- Requirement:
State only the number of lines that include "JSON".

- Dataset records:

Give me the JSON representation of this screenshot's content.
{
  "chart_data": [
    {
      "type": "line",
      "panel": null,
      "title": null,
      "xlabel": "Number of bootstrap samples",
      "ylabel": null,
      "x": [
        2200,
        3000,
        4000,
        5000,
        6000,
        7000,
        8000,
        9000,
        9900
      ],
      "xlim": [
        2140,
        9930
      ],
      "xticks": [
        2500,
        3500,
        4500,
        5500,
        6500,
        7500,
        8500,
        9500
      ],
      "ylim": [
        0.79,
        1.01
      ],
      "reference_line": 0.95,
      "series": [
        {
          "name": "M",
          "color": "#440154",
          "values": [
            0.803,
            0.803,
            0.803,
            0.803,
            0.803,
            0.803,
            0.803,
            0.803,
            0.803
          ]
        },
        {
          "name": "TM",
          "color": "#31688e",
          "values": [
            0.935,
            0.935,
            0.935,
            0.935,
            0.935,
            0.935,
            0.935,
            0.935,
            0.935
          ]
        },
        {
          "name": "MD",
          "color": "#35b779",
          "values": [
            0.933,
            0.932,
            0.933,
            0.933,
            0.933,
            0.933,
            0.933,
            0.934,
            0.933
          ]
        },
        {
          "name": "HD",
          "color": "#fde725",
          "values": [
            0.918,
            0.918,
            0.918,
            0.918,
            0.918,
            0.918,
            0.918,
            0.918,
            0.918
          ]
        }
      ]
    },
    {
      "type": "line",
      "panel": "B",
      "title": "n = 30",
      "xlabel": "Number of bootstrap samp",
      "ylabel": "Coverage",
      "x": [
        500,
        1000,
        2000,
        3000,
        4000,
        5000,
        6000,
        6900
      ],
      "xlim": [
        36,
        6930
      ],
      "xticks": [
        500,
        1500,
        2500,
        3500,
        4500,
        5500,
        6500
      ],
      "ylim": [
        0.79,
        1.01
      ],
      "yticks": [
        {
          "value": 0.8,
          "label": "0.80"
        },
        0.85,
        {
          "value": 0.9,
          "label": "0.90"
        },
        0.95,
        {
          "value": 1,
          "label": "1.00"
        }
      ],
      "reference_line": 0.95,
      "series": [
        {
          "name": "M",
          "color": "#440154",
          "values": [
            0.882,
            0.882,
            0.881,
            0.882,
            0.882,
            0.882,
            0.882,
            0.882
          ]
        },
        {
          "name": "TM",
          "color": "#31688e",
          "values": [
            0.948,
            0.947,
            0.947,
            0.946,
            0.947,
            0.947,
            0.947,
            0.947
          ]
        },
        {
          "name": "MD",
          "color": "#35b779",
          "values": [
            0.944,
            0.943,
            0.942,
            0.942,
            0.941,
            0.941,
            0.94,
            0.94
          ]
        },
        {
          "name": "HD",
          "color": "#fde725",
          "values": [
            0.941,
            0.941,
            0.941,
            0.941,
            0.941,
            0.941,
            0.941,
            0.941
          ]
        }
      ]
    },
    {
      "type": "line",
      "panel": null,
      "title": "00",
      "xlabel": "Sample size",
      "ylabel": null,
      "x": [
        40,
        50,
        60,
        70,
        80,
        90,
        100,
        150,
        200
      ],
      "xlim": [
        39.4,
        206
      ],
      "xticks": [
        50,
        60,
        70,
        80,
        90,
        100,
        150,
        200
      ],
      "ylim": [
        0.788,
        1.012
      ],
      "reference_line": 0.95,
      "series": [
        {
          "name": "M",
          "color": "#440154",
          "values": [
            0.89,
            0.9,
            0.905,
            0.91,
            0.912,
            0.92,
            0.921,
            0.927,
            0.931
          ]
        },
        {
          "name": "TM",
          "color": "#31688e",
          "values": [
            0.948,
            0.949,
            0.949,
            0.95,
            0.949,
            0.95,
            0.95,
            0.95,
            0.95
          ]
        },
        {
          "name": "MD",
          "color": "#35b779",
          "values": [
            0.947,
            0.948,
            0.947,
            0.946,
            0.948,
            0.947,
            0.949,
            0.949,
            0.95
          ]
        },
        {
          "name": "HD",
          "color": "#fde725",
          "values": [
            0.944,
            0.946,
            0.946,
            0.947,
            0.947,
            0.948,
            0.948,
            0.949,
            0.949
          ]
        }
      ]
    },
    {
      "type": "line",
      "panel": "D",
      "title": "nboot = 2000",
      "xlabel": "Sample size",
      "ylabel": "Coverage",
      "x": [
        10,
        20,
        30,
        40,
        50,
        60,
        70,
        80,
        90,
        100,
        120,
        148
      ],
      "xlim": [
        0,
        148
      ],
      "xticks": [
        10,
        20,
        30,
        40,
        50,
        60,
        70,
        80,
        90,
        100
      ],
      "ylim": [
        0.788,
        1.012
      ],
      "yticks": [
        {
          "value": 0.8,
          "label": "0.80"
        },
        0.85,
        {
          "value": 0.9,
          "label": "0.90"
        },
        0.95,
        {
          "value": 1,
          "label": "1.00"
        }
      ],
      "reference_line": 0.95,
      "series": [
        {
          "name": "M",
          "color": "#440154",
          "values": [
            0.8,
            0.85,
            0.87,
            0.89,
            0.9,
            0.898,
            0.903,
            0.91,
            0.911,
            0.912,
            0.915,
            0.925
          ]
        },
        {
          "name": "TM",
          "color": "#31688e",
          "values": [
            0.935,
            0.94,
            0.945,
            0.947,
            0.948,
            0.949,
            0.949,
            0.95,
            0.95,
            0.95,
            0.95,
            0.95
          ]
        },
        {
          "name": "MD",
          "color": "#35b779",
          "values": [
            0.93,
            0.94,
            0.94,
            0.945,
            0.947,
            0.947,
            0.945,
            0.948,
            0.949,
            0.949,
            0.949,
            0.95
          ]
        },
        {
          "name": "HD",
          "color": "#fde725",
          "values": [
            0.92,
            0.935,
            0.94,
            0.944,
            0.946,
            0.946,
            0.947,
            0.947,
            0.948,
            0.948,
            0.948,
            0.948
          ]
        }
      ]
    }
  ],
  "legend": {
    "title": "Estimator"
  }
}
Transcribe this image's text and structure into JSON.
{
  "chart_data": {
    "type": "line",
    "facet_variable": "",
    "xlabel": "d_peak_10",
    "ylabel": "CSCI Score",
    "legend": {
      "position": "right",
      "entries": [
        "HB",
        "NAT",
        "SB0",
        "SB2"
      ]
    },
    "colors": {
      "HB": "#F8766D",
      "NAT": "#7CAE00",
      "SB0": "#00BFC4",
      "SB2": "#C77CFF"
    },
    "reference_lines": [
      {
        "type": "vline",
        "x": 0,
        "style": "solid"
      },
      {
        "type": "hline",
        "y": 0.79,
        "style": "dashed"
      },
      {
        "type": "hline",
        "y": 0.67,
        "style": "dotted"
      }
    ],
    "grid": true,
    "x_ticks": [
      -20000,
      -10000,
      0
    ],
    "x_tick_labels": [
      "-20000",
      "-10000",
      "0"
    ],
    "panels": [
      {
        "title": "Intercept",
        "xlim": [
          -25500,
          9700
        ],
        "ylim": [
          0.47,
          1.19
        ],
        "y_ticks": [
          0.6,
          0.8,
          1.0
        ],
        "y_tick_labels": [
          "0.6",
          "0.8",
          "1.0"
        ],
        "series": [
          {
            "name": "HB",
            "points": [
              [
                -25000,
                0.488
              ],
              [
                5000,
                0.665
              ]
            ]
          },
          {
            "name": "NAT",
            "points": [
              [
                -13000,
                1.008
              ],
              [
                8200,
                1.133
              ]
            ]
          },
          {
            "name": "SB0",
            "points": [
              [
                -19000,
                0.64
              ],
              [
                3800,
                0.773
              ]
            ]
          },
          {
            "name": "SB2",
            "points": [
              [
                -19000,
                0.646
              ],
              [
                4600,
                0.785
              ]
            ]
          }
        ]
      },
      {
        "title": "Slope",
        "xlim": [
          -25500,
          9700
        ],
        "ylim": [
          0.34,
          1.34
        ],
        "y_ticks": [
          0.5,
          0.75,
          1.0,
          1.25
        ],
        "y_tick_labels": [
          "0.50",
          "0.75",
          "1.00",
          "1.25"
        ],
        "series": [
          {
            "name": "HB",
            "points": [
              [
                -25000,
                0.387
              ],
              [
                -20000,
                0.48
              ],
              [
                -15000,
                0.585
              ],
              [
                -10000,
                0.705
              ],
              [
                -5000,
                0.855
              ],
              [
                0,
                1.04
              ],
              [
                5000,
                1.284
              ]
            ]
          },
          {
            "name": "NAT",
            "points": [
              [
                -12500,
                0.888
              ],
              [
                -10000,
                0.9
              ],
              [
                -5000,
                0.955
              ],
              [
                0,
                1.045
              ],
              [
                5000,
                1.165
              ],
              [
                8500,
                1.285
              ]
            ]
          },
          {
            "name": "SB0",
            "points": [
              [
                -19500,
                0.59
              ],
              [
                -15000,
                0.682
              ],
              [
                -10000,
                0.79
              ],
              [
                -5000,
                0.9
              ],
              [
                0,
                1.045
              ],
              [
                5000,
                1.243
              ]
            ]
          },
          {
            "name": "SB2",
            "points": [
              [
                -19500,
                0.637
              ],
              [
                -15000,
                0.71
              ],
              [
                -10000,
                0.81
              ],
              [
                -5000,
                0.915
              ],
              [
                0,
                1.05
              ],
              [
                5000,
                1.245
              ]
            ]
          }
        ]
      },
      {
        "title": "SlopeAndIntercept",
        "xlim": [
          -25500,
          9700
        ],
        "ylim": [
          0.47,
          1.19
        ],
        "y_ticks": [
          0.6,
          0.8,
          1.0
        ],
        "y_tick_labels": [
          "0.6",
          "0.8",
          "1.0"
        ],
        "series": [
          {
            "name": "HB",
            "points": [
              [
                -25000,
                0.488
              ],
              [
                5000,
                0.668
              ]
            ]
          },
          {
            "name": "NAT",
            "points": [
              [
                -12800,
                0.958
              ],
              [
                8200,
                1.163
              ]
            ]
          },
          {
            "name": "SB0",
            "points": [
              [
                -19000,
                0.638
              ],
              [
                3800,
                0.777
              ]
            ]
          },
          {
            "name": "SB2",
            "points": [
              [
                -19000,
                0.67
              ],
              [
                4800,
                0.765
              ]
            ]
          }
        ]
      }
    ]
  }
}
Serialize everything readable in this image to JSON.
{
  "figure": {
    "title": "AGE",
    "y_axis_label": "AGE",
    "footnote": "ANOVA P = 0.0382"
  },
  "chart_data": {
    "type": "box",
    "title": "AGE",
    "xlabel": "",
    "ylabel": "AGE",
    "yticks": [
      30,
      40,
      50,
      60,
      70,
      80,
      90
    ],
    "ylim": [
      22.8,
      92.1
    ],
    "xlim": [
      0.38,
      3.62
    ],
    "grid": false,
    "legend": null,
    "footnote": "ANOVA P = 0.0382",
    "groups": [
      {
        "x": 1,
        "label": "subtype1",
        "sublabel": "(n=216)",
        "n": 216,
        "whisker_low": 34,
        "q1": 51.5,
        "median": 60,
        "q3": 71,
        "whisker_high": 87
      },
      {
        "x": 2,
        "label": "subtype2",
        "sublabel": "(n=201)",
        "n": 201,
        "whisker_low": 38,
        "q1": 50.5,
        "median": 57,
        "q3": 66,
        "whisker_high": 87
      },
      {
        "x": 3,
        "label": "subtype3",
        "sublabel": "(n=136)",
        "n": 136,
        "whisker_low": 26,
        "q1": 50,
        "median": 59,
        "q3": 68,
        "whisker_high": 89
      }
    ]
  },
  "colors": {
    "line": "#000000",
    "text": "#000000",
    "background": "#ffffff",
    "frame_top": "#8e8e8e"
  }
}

- Output:
3